- **Written exercise**
Reproduce the records below, substituting "bar-mcdonalds" for every occurrence of "bar-mcd" and leaving all other text unchanged.

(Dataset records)
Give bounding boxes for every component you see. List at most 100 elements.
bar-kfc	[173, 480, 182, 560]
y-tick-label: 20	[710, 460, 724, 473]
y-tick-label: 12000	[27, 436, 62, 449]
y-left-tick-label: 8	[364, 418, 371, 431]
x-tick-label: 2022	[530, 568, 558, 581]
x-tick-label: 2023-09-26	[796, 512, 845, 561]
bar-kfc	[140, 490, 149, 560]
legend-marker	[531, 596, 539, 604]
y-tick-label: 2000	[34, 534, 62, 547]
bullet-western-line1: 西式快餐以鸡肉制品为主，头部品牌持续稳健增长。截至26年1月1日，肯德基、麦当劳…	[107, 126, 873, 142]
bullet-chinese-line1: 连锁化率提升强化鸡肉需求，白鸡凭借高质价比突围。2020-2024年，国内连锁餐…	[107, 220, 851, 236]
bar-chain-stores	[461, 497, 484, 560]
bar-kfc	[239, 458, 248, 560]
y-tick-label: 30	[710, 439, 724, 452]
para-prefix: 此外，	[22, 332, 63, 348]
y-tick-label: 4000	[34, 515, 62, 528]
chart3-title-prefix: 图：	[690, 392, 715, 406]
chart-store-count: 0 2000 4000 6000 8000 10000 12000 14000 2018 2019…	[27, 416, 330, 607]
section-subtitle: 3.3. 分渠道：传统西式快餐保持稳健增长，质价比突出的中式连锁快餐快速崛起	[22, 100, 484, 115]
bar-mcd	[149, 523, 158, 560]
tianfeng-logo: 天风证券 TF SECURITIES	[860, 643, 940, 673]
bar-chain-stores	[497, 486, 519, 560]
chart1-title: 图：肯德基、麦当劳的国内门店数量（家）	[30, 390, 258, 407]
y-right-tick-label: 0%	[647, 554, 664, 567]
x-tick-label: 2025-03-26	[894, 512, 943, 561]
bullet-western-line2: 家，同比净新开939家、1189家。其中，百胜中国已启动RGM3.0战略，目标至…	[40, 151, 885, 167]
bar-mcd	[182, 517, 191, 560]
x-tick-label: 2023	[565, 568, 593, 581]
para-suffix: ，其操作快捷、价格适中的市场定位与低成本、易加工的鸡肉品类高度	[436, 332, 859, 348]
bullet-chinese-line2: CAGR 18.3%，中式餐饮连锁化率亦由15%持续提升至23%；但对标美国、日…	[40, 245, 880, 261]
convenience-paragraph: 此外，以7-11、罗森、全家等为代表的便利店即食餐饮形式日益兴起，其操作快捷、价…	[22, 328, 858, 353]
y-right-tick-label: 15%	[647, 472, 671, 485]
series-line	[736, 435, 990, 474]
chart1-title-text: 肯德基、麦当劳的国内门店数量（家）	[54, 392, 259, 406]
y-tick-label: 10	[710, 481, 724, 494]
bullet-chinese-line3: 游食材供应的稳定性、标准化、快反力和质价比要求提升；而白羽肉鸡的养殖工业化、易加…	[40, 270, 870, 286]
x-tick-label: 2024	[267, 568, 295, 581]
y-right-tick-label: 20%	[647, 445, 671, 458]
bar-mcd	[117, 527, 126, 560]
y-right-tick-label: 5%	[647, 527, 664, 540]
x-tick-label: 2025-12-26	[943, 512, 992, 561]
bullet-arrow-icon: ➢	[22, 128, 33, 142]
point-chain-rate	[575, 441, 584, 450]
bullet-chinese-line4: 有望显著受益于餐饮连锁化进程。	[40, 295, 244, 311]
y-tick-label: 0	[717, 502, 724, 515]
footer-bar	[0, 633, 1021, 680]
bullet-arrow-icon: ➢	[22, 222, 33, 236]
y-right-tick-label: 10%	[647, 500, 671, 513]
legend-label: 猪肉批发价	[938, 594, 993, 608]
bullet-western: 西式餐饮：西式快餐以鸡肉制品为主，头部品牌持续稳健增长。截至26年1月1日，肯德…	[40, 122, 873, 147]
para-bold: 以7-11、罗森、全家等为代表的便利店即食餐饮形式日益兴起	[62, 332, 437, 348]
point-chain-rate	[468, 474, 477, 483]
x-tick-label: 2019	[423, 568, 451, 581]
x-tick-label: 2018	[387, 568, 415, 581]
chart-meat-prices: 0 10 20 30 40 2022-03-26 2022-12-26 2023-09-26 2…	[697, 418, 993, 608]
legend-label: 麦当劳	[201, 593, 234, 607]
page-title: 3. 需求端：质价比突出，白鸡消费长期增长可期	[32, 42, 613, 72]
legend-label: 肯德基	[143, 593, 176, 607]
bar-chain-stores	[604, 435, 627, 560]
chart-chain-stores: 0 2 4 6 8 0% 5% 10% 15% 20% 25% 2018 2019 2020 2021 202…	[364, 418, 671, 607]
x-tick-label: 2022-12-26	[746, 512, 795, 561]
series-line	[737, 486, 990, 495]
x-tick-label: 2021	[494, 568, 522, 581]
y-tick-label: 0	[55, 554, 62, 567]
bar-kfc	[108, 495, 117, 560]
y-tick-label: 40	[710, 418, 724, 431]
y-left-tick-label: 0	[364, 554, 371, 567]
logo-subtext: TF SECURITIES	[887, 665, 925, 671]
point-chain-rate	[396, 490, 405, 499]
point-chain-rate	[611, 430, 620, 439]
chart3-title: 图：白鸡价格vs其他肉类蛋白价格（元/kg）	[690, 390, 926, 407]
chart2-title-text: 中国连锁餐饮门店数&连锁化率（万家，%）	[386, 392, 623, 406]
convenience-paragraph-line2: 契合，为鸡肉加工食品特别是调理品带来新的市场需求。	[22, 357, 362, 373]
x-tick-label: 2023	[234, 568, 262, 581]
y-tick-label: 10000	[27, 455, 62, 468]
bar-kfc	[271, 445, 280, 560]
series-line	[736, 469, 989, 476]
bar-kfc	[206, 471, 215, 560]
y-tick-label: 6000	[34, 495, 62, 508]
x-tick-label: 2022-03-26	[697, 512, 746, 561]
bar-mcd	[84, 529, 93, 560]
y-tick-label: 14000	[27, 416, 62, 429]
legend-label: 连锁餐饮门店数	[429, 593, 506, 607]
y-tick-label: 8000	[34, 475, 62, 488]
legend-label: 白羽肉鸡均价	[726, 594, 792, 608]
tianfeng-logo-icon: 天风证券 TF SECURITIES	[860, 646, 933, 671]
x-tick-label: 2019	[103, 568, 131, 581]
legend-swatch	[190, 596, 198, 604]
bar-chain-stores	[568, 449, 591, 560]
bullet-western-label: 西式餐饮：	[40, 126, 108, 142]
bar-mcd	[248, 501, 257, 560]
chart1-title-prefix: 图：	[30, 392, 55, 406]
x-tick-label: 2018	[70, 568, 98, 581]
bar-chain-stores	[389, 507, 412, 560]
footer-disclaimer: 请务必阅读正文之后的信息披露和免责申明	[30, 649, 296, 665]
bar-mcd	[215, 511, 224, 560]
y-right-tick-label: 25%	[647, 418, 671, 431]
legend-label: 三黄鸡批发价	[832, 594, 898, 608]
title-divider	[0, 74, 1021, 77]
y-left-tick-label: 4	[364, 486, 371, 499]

- **Response below**
Give bounding boxes for every component you see. List at most 100 elements.
bar-kfc	[173, 480, 182, 560]
y-tick-label: 20	[710, 460, 724, 473]
y-tick-label: 12000	[27, 436, 62, 449]
y-left-tick-label: 8	[364, 418, 371, 431]
x-tick-label: 2022	[530, 568, 558, 581]
x-tick-label: 2023-09-26	[796, 512, 845, 561]
bar-kfc	[140, 490, 149, 560]
legend-marker	[531, 596, 539, 604]
y-tick-label: 2000	[34, 534, 62, 547]
bullet-western-line1: 西式快餐以鸡肉制品为主，头部品牌持续稳健增长。截至26年1月1日，肯德基、麦当劳…	[107, 126, 873, 142]
bullet-chinese-line1: 连锁化率提升强化鸡肉需求，白鸡凭借高质价比突围。2020-2024年，国内连锁餐…	[107, 220, 851, 236]
bar-chain-stores	[461, 497, 484, 560]
bar-kfc	[239, 458, 248, 560]
y-tick-label: 30	[710, 439, 724, 452]
para-prefix: 此外，	[22, 332, 63, 348]
y-tick-label: 4000	[34, 515, 62, 528]
chart3-title-prefix: 图：	[690, 392, 715, 406]
chart-store-count: 0 2000 4000 6000 8000 10000 12000 14000 2018 2019…	[27, 416, 330, 607]
section-subtitle: 3.3. 分渠道：传统西式快餐保持稳健增长，质价比突出的中式连锁快餐快速崛起	[22, 100, 484, 115]
bar-mcdonalds	[149, 523, 158, 560]
tianfeng-logo: 天风证券 TF SECURITIES	[860, 643, 940, 673]
bar-chain-stores	[497, 486, 519, 560]
chart1-title: 图：肯德基、麦当劳的国内门店数量（家）	[30, 390, 258, 407]
y-right-tick-label: 0%	[647, 554, 664, 567]
x-tick-label: 2025-03-26	[894, 512, 943, 561]
bullet-western-line2: 家，同比净新开939家、1189家。其中，百胜中国已启动RGM3.0战略，目标至…	[40, 151, 885, 167]
bar-mcdonalds	[182, 517, 191, 560]
x-tick-label: 2023	[565, 568, 593, 581]
para-suffix: ，其操作快捷、价格适中的市场定位与低成本、易加工的鸡肉品类高度	[436, 332, 859, 348]
bullet-chinese-line2: CAGR 18.3%，中式餐饮连锁化率亦由15%持续提升至23%；但对标美国、日…	[40, 245, 880, 261]
convenience-paragraph: 此外，以7-11、罗森、全家等为代表的便利店即食餐饮形式日益兴起，其操作快捷、价…	[22, 328, 858, 353]
y-right-tick-label: 15%	[647, 472, 671, 485]
series-line	[736, 435, 990, 474]
chart1-title-text: 肯德基、麦当劳的国内门店数量（家）	[54, 392, 259, 406]
y-tick-label: 10	[710, 481, 724, 494]
bullet-chinese-line3: 游食材供应的稳定性、标准化、快反力和质价比要求提升；而白羽肉鸡的养殖工业化、易加…	[40, 270, 870, 286]
x-tick-label: 2024	[267, 568, 295, 581]
y-right-tick-label: 20%	[647, 445, 671, 458]
bar-mcdonalds	[117, 527, 126, 560]
y-right-tick-label: 5%	[647, 527, 664, 540]
x-tick-label: 2025-12-26	[943, 512, 992, 561]
bullet-arrow-icon: ➢	[22, 128, 33, 142]
point-chain-rate	[575, 441, 584, 450]
bullet-chinese-line4: 有望显著受益于餐饮连锁化进程。	[40, 295, 244, 311]
y-tick-label: 0	[717, 502, 724, 515]
footer-bar	[0, 633, 1021, 680]
bullet-arrow-icon: ➢	[22, 222, 33, 236]
y-right-tick-label: 10%	[647, 500, 671, 513]
legend-label: 猪肉批发价	[938, 594, 993, 608]
bullet-western: 西式餐饮：西式快餐以鸡肉制品为主，头部品牌持续稳健增长。截至26年1月1日，肯德…	[40, 122, 873, 147]
para-bold: 以7-11、罗森、全家等为代表的便利店即食餐饮形式日益兴起	[62, 332, 437, 348]
point-chain-rate	[468, 474, 477, 483]
x-tick-label: 2019	[423, 568, 451, 581]
x-tick-label: 2018	[387, 568, 415, 581]
chart-meat-prices: 0 10 20 30 40 2022-03-26 2022-12-26 2023-09-26 2…	[697, 418, 993, 608]
legend-label: 麦当劳	[201, 593, 234, 607]
page-title: 3. 需求端：质价比突出，白鸡消费长期增长可期	[32, 42, 613, 72]
legend-label: 肯德基	[143, 593, 176, 607]
bar-chain-stores	[604, 435, 627, 560]
chart-chain-stores: 0 2 4 6 8 0% 5% 10% 15% 20% 25% 2018 2019 2020 2021 202…	[364, 418, 671, 607]
x-tick-label: 2022-12-26	[746, 512, 795, 561]
series-line	[737, 486, 990, 495]
x-tick-label: 2021	[494, 568, 522, 581]
y-tick-label: 0	[55, 554, 62, 567]
bar-kfc	[108, 495, 117, 560]
y-tick-label: 40	[710, 418, 724, 431]
y-left-tick-label: 0	[364, 554, 371, 567]
logo-subtext: TF SECURITIES	[887, 665, 925, 671]
point-chain-rate	[396, 490, 405, 499]
point-chain-rate	[611, 430, 620, 439]
chart3-title: 图：白鸡价格vs其他肉类蛋白价格（元/kg）	[690, 390, 926, 407]
chart2-title-text: 中国连锁餐饮门店数&连锁化率（万家，%）	[386, 392, 623, 406]
convenience-paragraph-line2: 契合，为鸡肉加工食品特别是调理品带来新的市场需求。	[22, 357, 362, 373]
x-tick-label: 2023	[234, 568, 262, 581]
y-tick-label: 10000	[27, 455, 62, 468]
bar-kfc	[271, 445, 280, 560]
series-line	[736, 469, 989, 476]
bar-kfc	[206, 471, 215, 560]
y-tick-label: 6000	[34, 495, 62, 508]
x-tick-label: 2022-03-26	[697, 512, 746, 561]
bar-mcdonalds	[84, 529, 93, 560]
y-tick-label: 14000	[27, 416, 62, 429]
legend-label: 连锁餐饮门店数	[429, 593, 506, 607]
y-tick-label: 8000	[34, 475, 62, 488]
legend-label: 白羽肉鸡均价	[726, 594, 792, 608]
tianfeng-logo-icon: 天风证券 TF SECURITIES	[860, 646, 933, 671]
x-tick-label: 2019	[103, 568, 131, 581]
legend-swatch	[190, 596, 198, 604]
bar-chain-stores	[568, 449, 591, 560]
bullet-western-label: 西式餐饮：	[40, 126, 108, 142]
bar-mcdonalds	[248, 501, 257, 560]
chart1-title-prefix: 图：	[30, 392, 55, 406]
x-tick-label: 2018	[70, 568, 98, 581]
bar-chain-stores	[389, 507, 412, 560]
footer-disclaimer: 请务必阅读正文之后的信息披露和免责申明	[30, 649, 296, 665]
bar-mcdonalds	[215, 511, 224, 560]
y-right-tick-label: 25%	[647, 418, 671, 431]
legend-label: 三黄鸡批发价	[832, 594, 898, 608]
title-divider	[0, 74, 1021, 77]
y-left-tick-label: 4	[364, 486, 371, 499]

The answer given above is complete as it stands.